+++ Provided entries
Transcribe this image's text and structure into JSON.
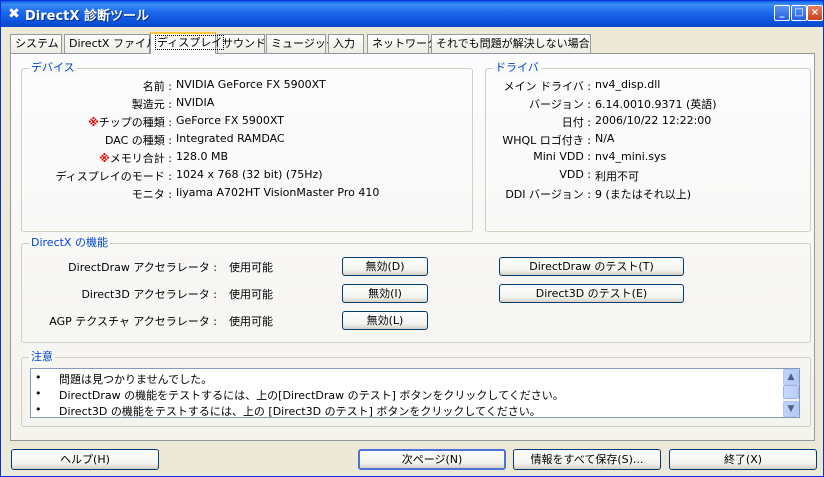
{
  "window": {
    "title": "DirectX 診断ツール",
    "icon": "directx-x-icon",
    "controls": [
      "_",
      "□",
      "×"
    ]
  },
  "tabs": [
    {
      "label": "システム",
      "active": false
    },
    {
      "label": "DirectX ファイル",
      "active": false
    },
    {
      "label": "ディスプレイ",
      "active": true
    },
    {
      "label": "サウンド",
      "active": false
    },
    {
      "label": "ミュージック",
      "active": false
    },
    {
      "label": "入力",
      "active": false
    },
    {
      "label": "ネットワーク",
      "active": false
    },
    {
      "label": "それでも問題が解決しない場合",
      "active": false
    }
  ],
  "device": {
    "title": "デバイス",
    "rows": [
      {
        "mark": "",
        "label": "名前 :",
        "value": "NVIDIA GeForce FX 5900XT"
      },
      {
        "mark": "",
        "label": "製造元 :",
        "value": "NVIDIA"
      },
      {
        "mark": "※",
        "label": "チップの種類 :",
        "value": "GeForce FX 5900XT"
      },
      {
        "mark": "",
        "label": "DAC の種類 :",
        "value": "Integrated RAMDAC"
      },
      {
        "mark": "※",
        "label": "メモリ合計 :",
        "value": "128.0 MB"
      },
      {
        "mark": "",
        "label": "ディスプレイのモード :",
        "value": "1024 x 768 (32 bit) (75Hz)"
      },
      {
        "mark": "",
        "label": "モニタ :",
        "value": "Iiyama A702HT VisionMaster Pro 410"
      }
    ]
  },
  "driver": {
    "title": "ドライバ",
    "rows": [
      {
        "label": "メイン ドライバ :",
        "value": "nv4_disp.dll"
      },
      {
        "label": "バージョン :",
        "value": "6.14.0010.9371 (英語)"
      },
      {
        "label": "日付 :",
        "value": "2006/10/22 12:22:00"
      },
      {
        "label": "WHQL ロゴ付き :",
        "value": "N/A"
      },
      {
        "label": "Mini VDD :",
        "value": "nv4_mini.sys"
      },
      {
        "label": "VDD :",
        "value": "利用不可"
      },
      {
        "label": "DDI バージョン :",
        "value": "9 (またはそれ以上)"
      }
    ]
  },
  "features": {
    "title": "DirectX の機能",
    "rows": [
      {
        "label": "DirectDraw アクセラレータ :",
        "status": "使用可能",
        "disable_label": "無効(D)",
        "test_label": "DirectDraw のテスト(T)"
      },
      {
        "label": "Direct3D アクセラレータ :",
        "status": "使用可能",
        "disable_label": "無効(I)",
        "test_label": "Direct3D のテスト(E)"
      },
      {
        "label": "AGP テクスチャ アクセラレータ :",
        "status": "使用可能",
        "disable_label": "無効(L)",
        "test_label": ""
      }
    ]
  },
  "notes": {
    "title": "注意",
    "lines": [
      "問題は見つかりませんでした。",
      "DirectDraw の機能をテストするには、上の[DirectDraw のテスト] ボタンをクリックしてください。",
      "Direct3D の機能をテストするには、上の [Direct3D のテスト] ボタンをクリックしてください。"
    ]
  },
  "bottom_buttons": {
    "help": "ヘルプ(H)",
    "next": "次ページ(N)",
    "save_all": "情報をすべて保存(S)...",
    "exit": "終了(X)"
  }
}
++++++
What needs to be done: List the lines of the records where "GeForce" occurs.

Exercise output:
        "value": "NVIDIA GeForce FX 5900XT"
        "value": "GeForce FX 5900XT"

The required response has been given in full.